#### Stored data

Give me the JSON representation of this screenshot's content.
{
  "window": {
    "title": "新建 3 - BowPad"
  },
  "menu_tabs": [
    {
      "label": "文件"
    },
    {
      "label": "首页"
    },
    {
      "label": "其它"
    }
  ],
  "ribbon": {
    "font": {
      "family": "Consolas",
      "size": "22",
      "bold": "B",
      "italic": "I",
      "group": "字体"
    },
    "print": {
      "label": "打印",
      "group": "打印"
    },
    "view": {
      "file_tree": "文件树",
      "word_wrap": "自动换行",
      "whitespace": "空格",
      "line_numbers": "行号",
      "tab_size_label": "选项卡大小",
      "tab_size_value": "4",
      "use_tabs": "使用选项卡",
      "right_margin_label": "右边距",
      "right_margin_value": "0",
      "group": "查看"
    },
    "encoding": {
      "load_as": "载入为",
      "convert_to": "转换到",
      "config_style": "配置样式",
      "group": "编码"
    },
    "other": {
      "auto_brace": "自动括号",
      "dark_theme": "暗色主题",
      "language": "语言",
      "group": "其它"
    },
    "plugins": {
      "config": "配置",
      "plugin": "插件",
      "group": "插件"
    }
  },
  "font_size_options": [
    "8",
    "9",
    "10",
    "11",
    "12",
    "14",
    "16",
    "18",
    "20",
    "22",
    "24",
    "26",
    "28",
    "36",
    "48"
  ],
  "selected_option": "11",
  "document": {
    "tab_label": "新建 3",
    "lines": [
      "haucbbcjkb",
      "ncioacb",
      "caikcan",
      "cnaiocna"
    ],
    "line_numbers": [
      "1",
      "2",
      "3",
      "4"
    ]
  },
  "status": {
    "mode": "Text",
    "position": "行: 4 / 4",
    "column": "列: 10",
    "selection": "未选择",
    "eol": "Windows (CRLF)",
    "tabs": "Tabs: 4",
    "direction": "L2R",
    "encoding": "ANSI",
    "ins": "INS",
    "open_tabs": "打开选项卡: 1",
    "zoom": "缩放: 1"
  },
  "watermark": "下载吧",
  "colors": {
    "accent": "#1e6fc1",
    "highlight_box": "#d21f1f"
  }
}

#### Exercise description
Copy out each line in the preceding records that contains "group".

#### Complete output
      "group": "字体"
      "group": "打印"
      "group": "查看"
      "group": "编码"
      "group": "其它"
      "group": "插件"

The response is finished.